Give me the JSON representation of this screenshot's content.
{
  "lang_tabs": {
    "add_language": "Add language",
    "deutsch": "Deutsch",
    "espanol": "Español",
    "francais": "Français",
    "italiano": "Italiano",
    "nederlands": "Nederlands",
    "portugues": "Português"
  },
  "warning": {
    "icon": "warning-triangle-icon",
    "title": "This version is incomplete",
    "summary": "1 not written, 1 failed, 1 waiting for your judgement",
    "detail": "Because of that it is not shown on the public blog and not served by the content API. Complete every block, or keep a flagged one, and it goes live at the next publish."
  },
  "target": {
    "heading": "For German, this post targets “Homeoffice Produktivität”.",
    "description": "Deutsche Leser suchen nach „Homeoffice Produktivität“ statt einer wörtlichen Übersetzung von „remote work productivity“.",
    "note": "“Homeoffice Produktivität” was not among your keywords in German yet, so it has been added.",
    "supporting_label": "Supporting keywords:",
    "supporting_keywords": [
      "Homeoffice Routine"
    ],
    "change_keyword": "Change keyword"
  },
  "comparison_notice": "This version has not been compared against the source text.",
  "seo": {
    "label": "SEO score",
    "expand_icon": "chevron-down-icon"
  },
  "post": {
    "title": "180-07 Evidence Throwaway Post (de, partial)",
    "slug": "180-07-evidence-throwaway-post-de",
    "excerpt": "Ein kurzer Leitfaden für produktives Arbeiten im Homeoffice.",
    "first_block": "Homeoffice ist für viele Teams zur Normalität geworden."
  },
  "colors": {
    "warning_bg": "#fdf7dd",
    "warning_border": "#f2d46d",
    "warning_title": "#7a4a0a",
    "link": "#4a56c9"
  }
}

________________

**WHAT TO WORK ON:**
Locate the word "your" in the records and collect each line it appears in.

**TASK OUTPUT:**
    "summary": "1 not written, 1 failed, 1 waiting for your judgement",
    "note": "“Homeoffice Produktivität” was not among your keywords in German yet, so it has been added.",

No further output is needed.